The exercise
Leaving out every picture, quote the data below exactly as it appears.

Provided entries
****************

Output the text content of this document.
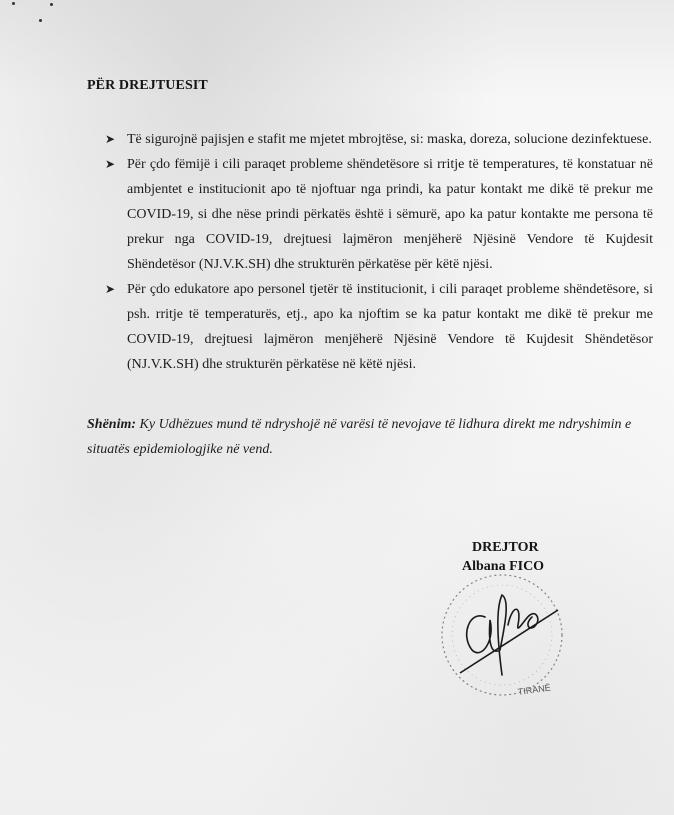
PËR DREJTUESIT
➤ Të sigurojnë pajisjen e stafit me mjetet mbrojtëse, si: maska, doreza, solucione dezinfektuese.
➤ Për çdo fëmijë i cili paraqet probleme shëndetësore si rritje të temperatures, të konstatuar në ambjentet e institucionit apo të njoftuar nga prindi, ka patur kontakt me dikë të prekur me COVID-19, si dhe nëse prindi përkatës është i sëmurë, apo ka patur kontakte me persona të prekur nga COVID-19, drejtuesi lajmëron menjëherë Njësinë Vendore të Kujdesit Shëndetësor (NJ.V.K.SH) dhe strukturën përkatëse për këtë njësi.
➤ Për çdo edukatore apo personel tjetër të institucionit, i cili paraqet probleme shëndetësore, si psh. rritje të temperaturës, etj., apo ka njoftim se ka patur kontakt me dikë të prekur me COVID-19, drejtuesi lajmëron menjëherë Njësinë Vendore të Kujdesit Shëndetësor (NJ.V.K.SH) dhe strukturën përkatëse në këtë njësi.
Shënim: Ky Udhëzues mund të ndryshojë në varësi të nevojave të lidhura direkt me ndryshimin e situatës epidemiologjike në vend.
DREJTOR
Albana FICO
TIRANË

****************

Expected answer
Output the text content of this document.
PËR DREJTUESIT
➤ Të sigurojnë pajisjen e stafit me mjetet mbrojtëse, si: maska, doreza, solucione dezinfektuese.
➤ Për çdo fëmijë i cili paraqet probleme shëndetësore si rritje të temperatures, të konstatuar në ambjentet e institucionit apo të njoftuar nga prindi, ka patur kontakt me dikë të prekur me COVID-19, si dhe nëse prindi përkatës është i sëmurë, apo ka patur kontakte me persona të prekur nga COVID-19, drejtuesi lajmëron menjëherë Njësinë Vendore të Kujdesit Shëndetësor (NJ.V.K.SH) dhe strukturën përkatëse për këtë njësi.
➤ Për çdo edukatore apo personel tjetër të institucionit, i cili paraqet probleme shëndetësore, si psh. rritje të temperaturës, etj., apo ka njoftim se ka patur kontakt me dikë të prekur me COVID-19, drejtuesi lajmëron menjëherë Njësinë Vendore të Kujdesit Shëndetësor (NJ.V.K.SH) dhe strukturën përkatëse në këtë njësi.
Shënim: Ky Udhëzues mund të ndryshojë në varësi të nevojave të lidhura direkt me ndryshimin e situatës epidemiologjike në vend.
DREJTOR
Albana FICO
TIRANË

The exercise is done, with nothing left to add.